**INSTRUCTIONS TO FOLLOW:**
Wherever the word "hour" appears in a line, extract that line.

[Data records]
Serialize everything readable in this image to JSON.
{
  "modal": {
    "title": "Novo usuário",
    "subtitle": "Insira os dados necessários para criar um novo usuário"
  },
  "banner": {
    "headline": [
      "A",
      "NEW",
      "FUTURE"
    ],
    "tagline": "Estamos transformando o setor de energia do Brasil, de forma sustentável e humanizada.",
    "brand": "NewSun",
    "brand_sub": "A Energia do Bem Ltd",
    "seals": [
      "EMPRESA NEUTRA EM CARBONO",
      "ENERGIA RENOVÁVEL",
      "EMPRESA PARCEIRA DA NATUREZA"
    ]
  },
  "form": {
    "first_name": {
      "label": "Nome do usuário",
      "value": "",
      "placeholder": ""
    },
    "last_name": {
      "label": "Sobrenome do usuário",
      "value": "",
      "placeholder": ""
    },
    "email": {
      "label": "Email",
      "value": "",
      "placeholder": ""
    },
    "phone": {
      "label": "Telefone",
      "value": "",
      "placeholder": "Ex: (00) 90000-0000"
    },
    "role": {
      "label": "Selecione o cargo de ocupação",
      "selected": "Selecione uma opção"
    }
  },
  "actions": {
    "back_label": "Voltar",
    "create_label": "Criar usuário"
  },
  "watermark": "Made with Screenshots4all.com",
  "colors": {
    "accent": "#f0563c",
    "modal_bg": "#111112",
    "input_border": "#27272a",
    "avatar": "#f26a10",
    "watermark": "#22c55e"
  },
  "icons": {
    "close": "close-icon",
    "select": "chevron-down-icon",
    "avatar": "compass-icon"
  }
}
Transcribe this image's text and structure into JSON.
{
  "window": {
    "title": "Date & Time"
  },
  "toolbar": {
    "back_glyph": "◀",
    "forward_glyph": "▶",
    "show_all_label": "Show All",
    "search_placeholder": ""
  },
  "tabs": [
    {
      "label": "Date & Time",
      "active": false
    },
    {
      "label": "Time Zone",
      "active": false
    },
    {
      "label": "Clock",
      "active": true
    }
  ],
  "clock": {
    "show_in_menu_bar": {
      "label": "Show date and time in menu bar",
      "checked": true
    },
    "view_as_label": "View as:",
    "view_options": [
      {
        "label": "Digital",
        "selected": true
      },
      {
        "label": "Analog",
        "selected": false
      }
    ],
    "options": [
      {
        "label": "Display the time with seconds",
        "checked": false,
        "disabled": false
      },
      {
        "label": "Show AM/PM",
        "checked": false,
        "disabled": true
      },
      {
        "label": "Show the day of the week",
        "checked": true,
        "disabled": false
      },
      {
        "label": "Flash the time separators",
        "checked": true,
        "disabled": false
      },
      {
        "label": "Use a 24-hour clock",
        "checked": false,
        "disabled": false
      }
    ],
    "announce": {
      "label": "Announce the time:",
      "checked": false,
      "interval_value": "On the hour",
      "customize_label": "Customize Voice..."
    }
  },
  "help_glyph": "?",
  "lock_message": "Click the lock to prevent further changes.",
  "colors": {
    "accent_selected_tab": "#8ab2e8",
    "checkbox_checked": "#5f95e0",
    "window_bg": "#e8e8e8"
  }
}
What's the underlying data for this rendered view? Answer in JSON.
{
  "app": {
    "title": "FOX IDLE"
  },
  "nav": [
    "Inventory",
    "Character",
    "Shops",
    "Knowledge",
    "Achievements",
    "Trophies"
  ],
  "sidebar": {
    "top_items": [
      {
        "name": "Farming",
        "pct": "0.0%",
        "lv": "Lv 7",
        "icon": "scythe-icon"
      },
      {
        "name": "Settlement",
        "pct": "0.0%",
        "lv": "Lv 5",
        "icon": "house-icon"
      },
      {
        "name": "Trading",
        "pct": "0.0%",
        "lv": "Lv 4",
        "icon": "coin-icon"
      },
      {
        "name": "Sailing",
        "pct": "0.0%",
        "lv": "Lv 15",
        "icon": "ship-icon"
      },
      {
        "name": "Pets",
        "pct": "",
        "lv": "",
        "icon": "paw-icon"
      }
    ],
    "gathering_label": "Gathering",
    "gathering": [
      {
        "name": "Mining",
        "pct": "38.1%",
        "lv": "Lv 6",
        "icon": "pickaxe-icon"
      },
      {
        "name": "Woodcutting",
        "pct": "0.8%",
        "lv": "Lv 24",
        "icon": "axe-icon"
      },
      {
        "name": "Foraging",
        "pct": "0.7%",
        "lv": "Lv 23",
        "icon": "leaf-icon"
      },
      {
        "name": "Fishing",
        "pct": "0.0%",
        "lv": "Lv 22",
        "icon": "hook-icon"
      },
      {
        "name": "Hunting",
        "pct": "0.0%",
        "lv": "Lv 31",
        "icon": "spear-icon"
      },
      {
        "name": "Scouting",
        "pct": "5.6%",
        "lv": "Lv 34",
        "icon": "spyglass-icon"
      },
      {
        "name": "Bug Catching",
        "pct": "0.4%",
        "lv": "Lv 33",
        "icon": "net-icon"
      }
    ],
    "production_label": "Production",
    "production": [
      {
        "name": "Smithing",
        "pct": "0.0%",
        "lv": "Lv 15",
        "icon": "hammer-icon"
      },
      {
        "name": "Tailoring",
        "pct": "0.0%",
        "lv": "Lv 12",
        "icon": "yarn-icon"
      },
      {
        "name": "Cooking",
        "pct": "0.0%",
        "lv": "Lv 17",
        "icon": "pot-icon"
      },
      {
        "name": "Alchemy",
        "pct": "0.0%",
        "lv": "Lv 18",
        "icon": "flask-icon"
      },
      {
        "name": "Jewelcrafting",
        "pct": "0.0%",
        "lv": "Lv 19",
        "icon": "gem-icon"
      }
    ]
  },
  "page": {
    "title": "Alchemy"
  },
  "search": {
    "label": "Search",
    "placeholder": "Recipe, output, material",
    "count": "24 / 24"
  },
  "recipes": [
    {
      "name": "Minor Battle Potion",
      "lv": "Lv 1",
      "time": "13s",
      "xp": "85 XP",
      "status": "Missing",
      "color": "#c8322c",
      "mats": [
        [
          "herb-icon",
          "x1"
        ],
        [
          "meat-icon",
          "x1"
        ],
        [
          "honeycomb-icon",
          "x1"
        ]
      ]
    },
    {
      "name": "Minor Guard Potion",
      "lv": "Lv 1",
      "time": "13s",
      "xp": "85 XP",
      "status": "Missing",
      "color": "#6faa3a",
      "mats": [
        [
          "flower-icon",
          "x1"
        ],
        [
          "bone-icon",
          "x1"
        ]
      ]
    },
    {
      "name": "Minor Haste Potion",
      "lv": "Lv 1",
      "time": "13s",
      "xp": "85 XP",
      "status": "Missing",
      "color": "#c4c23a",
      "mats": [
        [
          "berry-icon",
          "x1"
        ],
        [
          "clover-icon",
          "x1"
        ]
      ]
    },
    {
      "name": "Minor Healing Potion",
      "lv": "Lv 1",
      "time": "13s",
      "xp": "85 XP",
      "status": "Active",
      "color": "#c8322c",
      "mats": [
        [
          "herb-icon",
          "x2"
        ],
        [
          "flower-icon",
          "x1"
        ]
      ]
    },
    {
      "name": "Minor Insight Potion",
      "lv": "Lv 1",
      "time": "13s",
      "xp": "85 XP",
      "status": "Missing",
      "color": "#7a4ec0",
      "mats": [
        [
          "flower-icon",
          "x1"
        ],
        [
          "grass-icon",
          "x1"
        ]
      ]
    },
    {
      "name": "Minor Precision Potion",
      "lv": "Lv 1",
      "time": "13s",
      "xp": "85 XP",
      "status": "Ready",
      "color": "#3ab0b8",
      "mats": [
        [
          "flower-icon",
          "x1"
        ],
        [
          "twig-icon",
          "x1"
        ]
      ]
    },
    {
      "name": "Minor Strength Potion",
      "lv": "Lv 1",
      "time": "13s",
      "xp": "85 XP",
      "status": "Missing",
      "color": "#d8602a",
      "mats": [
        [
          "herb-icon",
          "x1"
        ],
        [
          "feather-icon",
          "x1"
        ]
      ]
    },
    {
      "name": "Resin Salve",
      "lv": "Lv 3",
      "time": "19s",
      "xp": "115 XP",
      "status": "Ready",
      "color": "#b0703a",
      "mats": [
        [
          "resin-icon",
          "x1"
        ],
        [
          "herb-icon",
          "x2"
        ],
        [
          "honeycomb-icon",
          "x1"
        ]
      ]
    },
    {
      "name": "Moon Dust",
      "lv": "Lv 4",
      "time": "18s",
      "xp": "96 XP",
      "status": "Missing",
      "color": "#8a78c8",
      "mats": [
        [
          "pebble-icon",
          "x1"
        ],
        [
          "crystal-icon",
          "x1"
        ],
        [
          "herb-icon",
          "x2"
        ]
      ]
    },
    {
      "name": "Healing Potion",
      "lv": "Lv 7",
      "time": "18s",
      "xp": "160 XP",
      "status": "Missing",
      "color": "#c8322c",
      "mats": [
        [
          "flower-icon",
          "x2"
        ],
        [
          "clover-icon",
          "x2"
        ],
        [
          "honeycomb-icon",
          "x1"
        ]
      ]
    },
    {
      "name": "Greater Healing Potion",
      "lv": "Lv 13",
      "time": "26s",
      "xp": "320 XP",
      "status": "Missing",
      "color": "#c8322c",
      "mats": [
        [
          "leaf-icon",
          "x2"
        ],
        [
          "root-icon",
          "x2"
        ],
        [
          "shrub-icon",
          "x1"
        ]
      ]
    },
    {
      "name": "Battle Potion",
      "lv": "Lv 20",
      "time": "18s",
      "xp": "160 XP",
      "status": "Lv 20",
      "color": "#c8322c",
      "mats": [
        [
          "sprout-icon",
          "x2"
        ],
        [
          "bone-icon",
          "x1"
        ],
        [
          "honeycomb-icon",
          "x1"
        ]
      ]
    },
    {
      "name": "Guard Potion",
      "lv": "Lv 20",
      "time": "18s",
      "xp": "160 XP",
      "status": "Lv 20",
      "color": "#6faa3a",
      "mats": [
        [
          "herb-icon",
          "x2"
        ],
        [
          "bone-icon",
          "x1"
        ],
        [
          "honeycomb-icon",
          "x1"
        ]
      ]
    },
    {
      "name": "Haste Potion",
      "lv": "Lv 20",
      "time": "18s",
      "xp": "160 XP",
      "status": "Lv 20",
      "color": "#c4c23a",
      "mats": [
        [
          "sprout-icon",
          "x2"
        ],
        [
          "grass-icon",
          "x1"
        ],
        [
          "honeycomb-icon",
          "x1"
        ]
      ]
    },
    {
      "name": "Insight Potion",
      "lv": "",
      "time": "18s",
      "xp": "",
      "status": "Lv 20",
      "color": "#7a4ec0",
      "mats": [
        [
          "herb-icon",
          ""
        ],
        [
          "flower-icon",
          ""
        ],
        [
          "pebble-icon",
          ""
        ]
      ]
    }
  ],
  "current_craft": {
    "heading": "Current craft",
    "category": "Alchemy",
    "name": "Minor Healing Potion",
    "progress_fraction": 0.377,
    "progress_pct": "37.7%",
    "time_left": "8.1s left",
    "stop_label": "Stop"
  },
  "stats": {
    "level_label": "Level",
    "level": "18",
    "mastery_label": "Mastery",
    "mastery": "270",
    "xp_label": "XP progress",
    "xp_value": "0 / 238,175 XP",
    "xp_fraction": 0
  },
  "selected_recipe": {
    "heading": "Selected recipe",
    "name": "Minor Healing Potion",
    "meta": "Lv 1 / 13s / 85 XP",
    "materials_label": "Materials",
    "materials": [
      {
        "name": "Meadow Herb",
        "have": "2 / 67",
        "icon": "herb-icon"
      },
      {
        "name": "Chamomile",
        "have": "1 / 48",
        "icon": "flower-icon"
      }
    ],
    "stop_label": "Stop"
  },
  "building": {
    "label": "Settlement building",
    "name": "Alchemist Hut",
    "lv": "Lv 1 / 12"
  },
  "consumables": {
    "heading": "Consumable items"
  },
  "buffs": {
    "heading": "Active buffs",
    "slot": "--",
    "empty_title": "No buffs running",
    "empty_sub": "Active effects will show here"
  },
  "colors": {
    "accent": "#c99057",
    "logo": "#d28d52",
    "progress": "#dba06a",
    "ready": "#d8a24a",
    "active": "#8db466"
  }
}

**ANSWER TO THE PROBLEM:**
        "label": "Use a 24-hour clock",
      "interval_value": "On the hour",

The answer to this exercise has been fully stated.